*** Opening DATA EXTRACTS ***

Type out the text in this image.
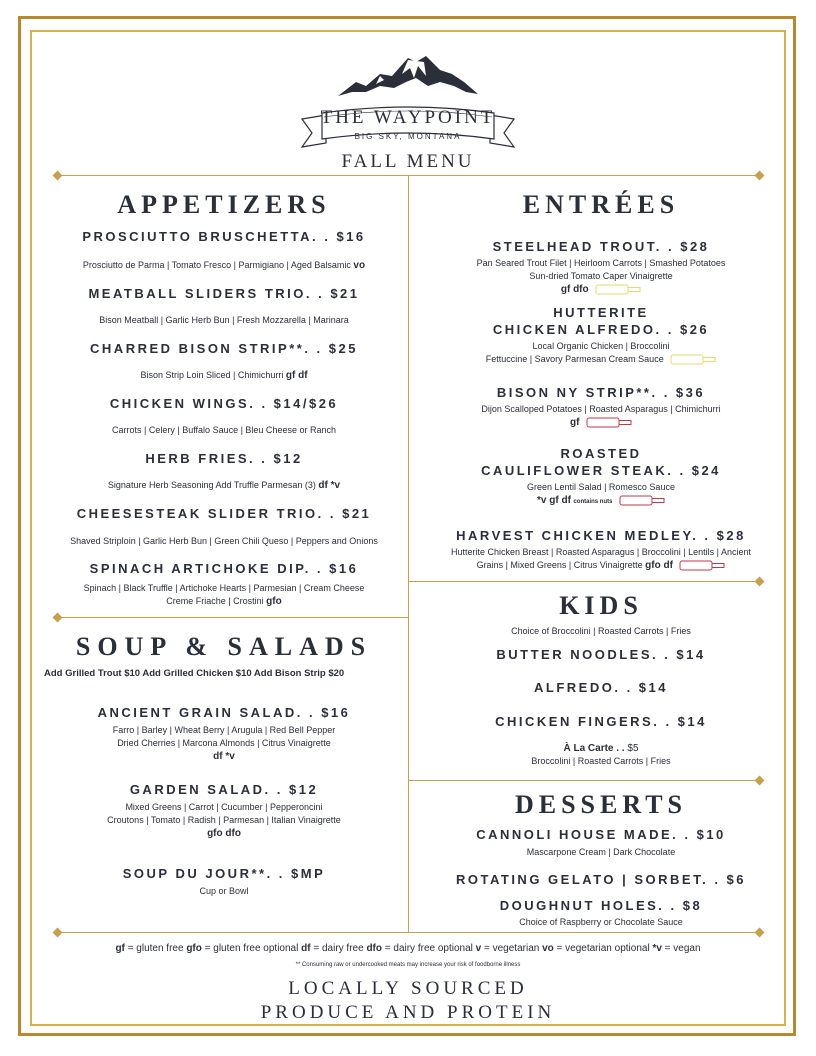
THE WAYPOINT
BIG SKY, MONTANA
FALL MENU
APPETIZERS

PROSCIUTTO BRUSCHETTA. . $16

Prosciutto de Parma | Tomato Fresco | Parmigiano | Aged Balsamic vo

MEATBALL SLIDERS TRIO. . $21

Bison Meatball | Garlic Herb Bun | Fresh Mozzarella | Marinara

CHARRED BISON STRIP**. . $25

Bison Strip Loin Sliced | Chimichurri gf df

CHICKEN WINGS. . $14/$26

Carrots | Celery | Buffalo Sauce | Bleu Cheese or Ranch

HERB FRIES. . $12

Signature Herb Seasoning Add Truffle Parmesan (3) df *v

CHEESESTEAK SLIDER TRIO. . $21

Shaved Striploin | Garlic Herb Bun | Green Chili Queso | Peppers and Onions

SPINACH ARTICHOKE DIP. . $16

Spinach | Black Truffle | Artichoke Hearts | Parmesian | Cream Cheese

Creme Friache | Crostini gfo

SOUP & SALADS

Add Grilled Trout $10 Add Grilled Chicken $10 Add Bison Strip $20

ANCIENT GRAIN SALAD. . $16

Farro | Barley | Wheat Berry | Arugula | Red Bell Pepper

Dried Cherries | Marcona Almonds | Citrus Vinaigrette

df *v

GARDEN SALAD. . $12

Mixed Greens | Carrot | Cucumber | Pepperoncini

Croutons | Tomato | Radish | Parmesan | Italian Vinaigrette

gfo dfo

SOUP DU JOUR**. . $MP

Cup or Bowl

ENTRÉES

STEELHEAD TROUT. . $28

Pan Seared Trout Filet | Heirloom Carrots | Smashed Potatoes

Sun-dried Tomato Caper Vinaigrette

gf dfo

HUTTERITE

CHICKEN ALFREDO. . $26

Local Organic Chicken | Broccolini

Fettuccine | Savory Parmesan Cream Sauce

BISON NY STRIP**. . $36

Dijon Scalloped Potatoes | Roasted Asparagus | Chimichurri

gf

ROASTED

CAULIFLOWER STEAK. . $24

Green Lentil Salad | Romesco Sauce

*v gf df contains nuts

HARVEST CHICKEN MEDLEY. . $28

Hutterite Chicken Breast | Roasted Asparagus | Broccolini | Lentils | Ancient

Grains | Mixed Greens | Citrus Vinaigrette gfo df

KIDS

Choice of Broccolini | Roasted Carrots | Fries

BUTTER NOODLES. . $14

ALFREDO. . $14

CHICKEN FINGERS. . $14

À La Carte . . $5

Broccolini | Roasted Carrots | Fries

DESSERTS

CANNOLI HOUSE MADE. . $10

Mascarpone Cream | Dark Chocolate

ROTATING GELATO | SORBET. . $6

DOUGHNUT HOLES. . $8

Choice of Raspberry or Chocolate Sauce

gf = gluten free gfo = gluten free optional df = dairy free dfo = dairy free optional v = vegetarian vo = vegetarian optional *v = vegan
** Consuming raw or undercooked meats may increase your risk of foodborne illness
LOCALLY SOURCED
PRODUCE AND PROTEIN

*** Closing DATA EXTRACTS ***

TASK OBJECTIVE:
Pictures aside, restate all of the entries exactly.

SOLUTION BELOW:
Type out the text in this image.
THE WAYPOINT
BIG SKY, MONTANA
FALL MENU
APPETIZERS

PROSCIUTTO BRUSCHETTA. . $16

Prosciutto de Parma | Tomato Fresco | Parmigiano | Aged Balsamic vo

MEATBALL SLIDERS TRIO. . $21

Bison Meatball | Garlic Herb Bun | Fresh Mozzarella | Marinara

CHARRED BISON STRIP**. . $25

Bison Strip Loin Sliced | Chimichurri gf df

CHICKEN WINGS. . $14/$26

Carrots | Celery | Buffalo Sauce | Bleu Cheese or Ranch

HERB FRIES. . $12

Signature Herb Seasoning Add Truffle Parmesan (3) df *v

CHEESESTEAK SLIDER TRIO. . $21

Shaved Striploin | Garlic Herb Bun | Green Chili Queso | Peppers and Onions

SPINACH ARTICHOKE DIP. . $16

Spinach | Black Truffle | Artichoke Hearts | Parmesian | Cream Cheese

Creme Friache | Crostini gfo

SOUP & SALADS

Add Grilled Trout $10 Add Grilled Chicken $10 Add Bison Strip $20

ANCIENT GRAIN SALAD. . $16

Farro | Barley | Wheat Berry | Arugula | Red Bell Pepper

Dried Cherries | Marcona Almonds | Citrus Vinaigrette

df *v

GARDEN SALAD. . $12

Mixed Greens | Carrot | Cucumber | Pepperoncini

Croutons | Tomato | Radish | Parmesan | Italian Vinaigrette

gfo dfo

SOUP DU JOUR**. . $MP

Cup or Bowl

ENTRÉES

STEELHEAD TROUT. . $28

Pan Seared Trout Filet | Heirloom Carrots | Smashed Potatoes

Sun-dried Tomato Caper Vinaigrette

gf dfo

HUTTERITE

CHICKEN ALFREDO. . $26

Local Organic Chicken | Broccolini

Fettuccine | Savory Parmesan Cream Sauce

BISON NY STRIP**. . $36

Dijon Scalloped Potatoes | Roasted Asparagus | Chimichurri

gf

ROASTED

CAULIFLOWER STEAK. . $24

Green Lentil Salad | Romesco Sauce

*v gf df contains nuts

HARVEST CHICKEN MEDLEY. . $28

Hutterite Chicken Breast | Roasted Asparagus | Broccolini | Lentils | Ancient

Grains | Mixed Greens | Citrus Vinaigrette gfo df

KIDS

Choice of Broccolini | Roasted Carrots | Fries

BUTTER NOODLES. . $14

ALFREDO. . $14

CHICKEN FINGERS. . $14

À La Carte . . $5

Broccolini | Roasted Carrots | Fries

DESSERTS

CANNOLI HOUSE MADE. . $10

Mascarpone Cream | Dark Chocolate

ROTATING GELATO | SORBET. . $6

DOUGHNUT HOLES. . $8

Choice of Raspberry or Chocolate Sauce

gf = gluten free gfo = gluten free optional df = dairy free dfo = dairy free optional v = vegetarian vo = vegetarian optional *v = vegan
** Consuming raw or undercooked meats may increase your risk of foodborne illness
LOCALLY SOURCED
PRODUCE AND PROTEIN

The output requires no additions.